▶ **課題 A**: エスムラルダさんのインタビューにある「会社員時代に自分のホームページを立ち上げたのが一つの転機になりました。」という一文を英語に訳してください。
▶ **課題 B**: エスムラルダさんのインタビューから、「会社員時代に自分のホームペー」から「お話をいただくようになって。」までをそのまま書き写してください。

▶ **原文抜粋**:
◇ ◇ ◇ ◇

回り道をしてたどり着いた、子どものころの「好き」
――そんな会社員生活を経て、エスムラルダさんはドラァグクイーンのほかに、ライターや脚本家としても幅広く活動されるようになりました。そのきっかけはなんだったのでしょうか?
会社員時代に自分のホームページを立ち上げたのが一つの転機になりました。当時、個人でホームページ立ち上げることが流行っていて、「私も自分の想いを文章にして発信したい」という気持ちがどんどん強くなっていったんです。
そんな中、たまたま“オネエ言葉”で書かれた面白いホームページをいくつか見て触発され、私も同じスタイルで日々の出来事や想いを発信するようになりました。すると、私のサイトを見た『週刊女性』など雑誌の編集者の方からコラム執筆のお話をいただくようになって。

◇ ◇ ◇ ◇

▶ **提示資料**:
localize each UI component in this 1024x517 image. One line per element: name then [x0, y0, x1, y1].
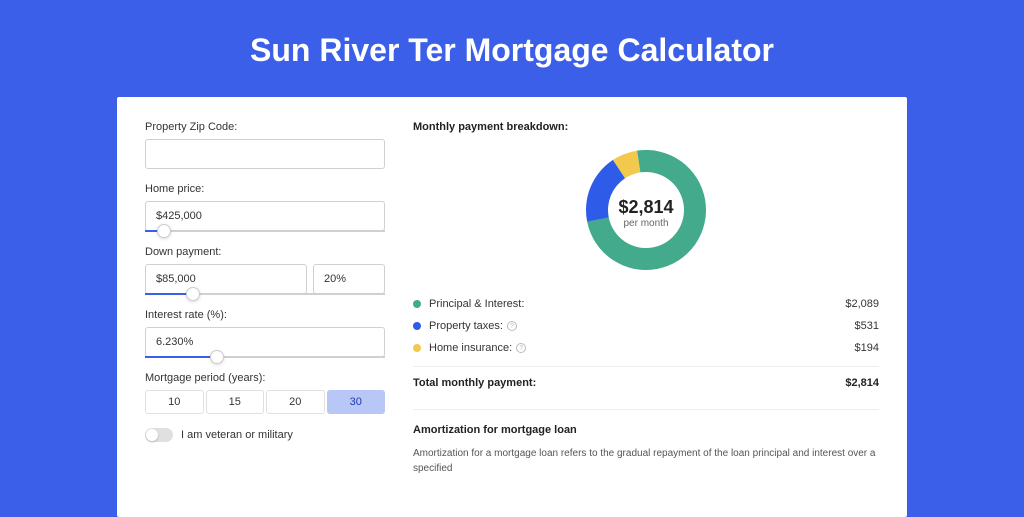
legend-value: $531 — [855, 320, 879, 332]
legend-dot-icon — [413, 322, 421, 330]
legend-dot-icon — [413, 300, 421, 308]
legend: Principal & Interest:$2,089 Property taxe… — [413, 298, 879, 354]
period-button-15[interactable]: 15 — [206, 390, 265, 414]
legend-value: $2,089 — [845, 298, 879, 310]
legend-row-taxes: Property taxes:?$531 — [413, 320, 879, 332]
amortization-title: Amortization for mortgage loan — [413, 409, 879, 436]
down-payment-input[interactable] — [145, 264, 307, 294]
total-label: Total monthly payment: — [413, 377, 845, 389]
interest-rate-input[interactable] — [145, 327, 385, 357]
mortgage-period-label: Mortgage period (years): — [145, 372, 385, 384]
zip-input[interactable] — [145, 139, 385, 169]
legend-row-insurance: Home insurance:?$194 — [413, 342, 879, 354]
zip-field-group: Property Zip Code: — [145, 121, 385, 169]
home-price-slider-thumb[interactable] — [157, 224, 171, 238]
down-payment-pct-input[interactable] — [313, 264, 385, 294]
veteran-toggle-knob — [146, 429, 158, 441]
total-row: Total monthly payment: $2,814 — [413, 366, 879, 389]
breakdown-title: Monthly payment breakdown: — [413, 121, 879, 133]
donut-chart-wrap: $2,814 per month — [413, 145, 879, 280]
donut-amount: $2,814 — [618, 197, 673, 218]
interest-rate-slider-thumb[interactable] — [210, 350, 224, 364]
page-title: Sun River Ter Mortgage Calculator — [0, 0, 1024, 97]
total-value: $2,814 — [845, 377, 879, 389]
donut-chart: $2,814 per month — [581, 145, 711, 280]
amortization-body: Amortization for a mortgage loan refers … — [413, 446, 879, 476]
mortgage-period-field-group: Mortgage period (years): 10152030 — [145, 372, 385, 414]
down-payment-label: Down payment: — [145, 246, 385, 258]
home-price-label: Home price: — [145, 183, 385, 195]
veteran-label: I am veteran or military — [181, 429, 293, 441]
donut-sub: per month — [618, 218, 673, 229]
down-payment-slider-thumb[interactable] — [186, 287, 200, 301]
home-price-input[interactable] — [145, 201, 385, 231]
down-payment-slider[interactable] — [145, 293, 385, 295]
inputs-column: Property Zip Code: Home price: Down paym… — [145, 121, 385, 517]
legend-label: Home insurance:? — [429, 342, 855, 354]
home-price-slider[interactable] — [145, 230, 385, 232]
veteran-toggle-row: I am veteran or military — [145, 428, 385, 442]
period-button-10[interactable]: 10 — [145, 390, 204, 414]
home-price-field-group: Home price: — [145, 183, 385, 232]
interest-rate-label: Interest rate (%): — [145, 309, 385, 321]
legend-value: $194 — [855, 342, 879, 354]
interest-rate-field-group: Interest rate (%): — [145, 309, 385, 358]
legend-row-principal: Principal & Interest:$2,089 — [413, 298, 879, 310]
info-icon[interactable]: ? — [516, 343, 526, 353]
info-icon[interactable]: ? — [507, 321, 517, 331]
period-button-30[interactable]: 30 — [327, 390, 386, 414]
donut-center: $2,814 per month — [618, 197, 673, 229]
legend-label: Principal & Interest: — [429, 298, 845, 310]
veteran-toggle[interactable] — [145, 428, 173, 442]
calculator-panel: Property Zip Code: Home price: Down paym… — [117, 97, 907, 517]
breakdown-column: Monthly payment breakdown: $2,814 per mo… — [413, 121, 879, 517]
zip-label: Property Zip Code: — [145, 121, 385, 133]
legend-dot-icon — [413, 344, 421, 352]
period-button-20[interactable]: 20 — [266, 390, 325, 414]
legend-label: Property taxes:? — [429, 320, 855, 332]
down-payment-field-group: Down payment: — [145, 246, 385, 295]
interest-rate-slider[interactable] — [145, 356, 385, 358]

◇ ◇ ◇ ◇

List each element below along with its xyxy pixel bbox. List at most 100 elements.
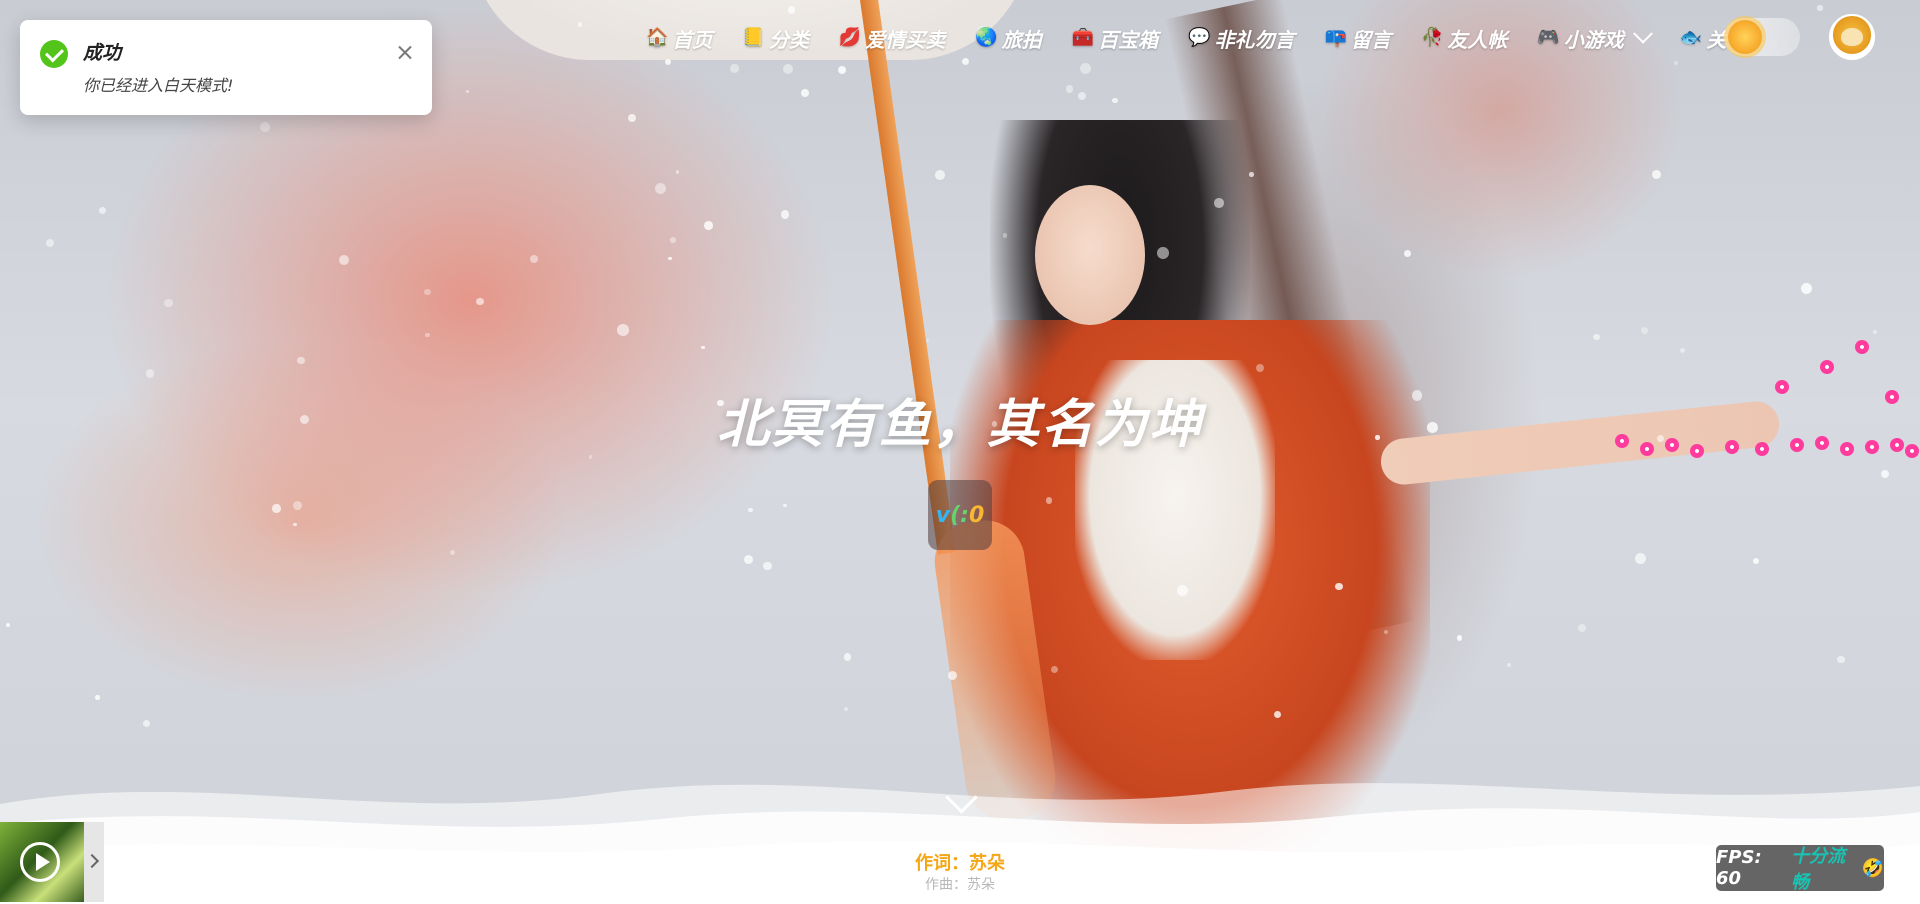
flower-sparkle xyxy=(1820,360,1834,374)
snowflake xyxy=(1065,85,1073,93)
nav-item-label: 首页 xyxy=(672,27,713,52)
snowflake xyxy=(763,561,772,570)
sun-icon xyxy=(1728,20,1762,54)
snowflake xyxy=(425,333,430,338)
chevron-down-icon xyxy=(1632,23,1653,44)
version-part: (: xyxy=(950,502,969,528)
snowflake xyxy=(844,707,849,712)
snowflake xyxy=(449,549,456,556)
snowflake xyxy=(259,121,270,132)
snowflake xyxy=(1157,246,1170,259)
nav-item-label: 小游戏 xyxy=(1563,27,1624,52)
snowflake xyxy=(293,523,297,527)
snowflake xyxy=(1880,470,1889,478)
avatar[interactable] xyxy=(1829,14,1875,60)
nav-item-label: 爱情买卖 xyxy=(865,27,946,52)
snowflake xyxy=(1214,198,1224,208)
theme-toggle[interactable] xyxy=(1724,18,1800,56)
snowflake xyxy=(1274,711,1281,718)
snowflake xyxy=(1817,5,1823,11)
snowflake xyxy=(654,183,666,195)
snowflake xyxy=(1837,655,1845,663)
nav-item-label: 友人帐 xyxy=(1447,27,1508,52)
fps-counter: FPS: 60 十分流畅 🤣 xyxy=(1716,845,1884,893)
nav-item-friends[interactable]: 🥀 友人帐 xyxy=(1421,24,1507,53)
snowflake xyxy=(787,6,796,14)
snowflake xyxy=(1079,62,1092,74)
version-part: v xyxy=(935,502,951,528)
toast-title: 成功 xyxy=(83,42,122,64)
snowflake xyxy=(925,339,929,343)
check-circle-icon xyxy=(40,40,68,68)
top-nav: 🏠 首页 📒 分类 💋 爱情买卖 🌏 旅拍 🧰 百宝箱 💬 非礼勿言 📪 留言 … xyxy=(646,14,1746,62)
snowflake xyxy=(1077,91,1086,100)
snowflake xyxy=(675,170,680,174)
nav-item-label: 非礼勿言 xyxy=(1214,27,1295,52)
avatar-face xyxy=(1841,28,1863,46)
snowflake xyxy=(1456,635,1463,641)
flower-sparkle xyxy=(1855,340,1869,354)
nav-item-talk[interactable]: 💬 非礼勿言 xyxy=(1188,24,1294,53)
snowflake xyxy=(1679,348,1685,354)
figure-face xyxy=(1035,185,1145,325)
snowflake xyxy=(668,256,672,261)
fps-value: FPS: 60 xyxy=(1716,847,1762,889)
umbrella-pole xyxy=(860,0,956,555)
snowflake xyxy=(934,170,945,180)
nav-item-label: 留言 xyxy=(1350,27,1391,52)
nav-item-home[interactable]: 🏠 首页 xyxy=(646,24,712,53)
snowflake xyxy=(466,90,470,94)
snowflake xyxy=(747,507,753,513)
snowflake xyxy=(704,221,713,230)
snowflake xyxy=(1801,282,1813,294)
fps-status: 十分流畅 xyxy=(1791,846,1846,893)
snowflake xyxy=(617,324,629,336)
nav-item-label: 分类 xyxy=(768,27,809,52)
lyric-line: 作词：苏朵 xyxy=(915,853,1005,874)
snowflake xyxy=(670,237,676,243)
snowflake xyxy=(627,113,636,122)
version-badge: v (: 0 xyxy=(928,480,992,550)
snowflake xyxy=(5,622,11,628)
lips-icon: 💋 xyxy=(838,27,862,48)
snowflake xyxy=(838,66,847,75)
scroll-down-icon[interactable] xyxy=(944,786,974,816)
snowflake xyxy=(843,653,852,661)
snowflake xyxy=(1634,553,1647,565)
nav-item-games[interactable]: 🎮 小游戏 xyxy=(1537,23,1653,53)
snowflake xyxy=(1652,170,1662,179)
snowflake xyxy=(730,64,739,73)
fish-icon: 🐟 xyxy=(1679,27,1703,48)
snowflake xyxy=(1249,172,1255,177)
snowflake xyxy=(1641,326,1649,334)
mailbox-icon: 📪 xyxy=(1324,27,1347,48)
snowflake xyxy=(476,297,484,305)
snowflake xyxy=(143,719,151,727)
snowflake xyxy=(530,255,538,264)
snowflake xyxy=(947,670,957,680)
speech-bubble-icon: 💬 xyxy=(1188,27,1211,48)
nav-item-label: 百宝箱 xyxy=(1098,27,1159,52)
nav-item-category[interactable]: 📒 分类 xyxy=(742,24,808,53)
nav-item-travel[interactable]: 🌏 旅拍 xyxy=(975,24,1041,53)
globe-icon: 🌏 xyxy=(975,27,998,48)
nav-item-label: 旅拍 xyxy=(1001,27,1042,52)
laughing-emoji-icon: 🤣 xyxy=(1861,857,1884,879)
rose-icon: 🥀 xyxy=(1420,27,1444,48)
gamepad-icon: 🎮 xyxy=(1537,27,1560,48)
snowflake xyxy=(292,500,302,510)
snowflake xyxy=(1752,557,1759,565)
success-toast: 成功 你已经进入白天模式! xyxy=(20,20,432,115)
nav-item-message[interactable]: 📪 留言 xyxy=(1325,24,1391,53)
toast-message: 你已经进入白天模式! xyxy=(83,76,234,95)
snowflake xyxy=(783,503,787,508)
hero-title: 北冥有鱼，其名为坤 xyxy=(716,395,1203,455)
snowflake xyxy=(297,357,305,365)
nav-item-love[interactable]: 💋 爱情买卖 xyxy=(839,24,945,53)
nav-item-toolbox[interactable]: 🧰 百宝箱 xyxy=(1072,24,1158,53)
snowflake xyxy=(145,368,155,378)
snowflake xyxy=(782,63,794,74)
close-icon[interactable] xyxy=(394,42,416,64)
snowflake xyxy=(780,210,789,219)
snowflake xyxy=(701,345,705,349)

◇ ◇ ◇ ◇

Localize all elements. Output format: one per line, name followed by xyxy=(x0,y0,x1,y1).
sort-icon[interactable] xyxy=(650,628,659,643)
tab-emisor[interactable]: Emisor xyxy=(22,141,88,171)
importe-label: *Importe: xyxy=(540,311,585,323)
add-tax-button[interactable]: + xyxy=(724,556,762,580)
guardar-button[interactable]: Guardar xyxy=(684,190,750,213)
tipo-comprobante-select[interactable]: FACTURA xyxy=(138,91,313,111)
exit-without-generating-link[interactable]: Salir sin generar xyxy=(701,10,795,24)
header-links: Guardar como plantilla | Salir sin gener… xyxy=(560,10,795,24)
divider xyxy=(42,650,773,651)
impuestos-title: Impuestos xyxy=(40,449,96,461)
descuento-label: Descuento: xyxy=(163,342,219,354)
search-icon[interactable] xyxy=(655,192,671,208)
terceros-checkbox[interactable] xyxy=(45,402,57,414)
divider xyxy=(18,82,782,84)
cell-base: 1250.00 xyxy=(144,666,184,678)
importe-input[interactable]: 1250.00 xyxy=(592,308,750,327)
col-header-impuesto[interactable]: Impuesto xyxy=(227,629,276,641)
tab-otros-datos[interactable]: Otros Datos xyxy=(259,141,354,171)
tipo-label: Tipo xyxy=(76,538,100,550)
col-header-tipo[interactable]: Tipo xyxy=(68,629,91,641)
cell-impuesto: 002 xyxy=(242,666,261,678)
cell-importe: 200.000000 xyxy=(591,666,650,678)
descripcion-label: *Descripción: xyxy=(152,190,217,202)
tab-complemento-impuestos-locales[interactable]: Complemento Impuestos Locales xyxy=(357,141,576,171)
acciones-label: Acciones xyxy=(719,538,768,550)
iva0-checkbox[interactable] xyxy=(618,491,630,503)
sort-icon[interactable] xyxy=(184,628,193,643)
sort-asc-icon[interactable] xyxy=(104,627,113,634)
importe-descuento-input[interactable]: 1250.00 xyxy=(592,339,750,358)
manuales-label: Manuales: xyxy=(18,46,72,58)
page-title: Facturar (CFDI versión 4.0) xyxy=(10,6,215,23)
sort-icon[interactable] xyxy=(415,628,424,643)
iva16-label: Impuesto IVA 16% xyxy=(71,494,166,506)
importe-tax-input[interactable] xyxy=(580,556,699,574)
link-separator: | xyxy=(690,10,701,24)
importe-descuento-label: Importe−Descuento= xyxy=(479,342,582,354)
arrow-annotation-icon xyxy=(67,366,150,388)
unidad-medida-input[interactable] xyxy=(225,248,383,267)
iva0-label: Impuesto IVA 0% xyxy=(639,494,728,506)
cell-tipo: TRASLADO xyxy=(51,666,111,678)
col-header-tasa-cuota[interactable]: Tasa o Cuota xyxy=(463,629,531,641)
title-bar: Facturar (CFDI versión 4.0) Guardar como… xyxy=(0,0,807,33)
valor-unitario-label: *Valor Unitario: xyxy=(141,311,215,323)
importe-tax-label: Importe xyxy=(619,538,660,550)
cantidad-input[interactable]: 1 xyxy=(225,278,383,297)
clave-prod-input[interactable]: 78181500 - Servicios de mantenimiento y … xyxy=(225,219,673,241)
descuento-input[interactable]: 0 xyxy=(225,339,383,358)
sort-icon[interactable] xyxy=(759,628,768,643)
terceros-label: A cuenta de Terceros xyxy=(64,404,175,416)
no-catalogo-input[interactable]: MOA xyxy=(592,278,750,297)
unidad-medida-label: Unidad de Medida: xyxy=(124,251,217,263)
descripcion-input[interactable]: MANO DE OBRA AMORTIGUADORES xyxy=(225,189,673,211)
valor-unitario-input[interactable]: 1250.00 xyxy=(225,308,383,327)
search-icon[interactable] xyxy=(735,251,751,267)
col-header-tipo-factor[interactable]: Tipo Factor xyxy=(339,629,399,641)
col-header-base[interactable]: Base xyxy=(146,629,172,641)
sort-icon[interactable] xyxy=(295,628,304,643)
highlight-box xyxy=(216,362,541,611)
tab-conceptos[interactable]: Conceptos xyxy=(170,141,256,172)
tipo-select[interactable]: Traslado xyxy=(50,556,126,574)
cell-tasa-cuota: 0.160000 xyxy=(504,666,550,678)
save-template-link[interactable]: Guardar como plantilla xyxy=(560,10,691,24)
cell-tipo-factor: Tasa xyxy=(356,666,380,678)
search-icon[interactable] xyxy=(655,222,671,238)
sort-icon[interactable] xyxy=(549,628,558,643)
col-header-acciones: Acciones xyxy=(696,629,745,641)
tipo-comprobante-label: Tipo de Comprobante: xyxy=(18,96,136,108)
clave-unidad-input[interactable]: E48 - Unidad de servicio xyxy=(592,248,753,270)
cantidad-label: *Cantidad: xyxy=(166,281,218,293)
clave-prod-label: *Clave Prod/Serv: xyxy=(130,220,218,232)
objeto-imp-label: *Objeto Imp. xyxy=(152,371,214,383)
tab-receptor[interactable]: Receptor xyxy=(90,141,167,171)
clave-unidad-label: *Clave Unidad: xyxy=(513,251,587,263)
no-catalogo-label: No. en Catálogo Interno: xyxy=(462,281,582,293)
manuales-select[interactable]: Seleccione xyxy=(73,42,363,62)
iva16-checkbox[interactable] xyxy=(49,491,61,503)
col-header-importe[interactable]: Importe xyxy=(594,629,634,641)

◇ ◇ ◇ ◇

▶ **結果 A**: Launching my own website back when I was an office worker was one turning point.

▶ **結果 B**:
会社員時代に自分のホームページを立ち上げたのが一つの転機になりました。当時、個人でホームページ立ち上げることが流行っていて、「私も自分の想いを文章にして発信したい」という気持ちがどんどん強くなっていったんです。
そんな中、たまたま“オネエ言葉”で書かれた面白いホームページをいくつか見て触発され、私も同じスタイルで日々の出来事や想いを発信するようになりました。すると、私のサイトを見た『週刊女性』など雑誌の編集者の方からコラム執筆のお話をいただくようになって。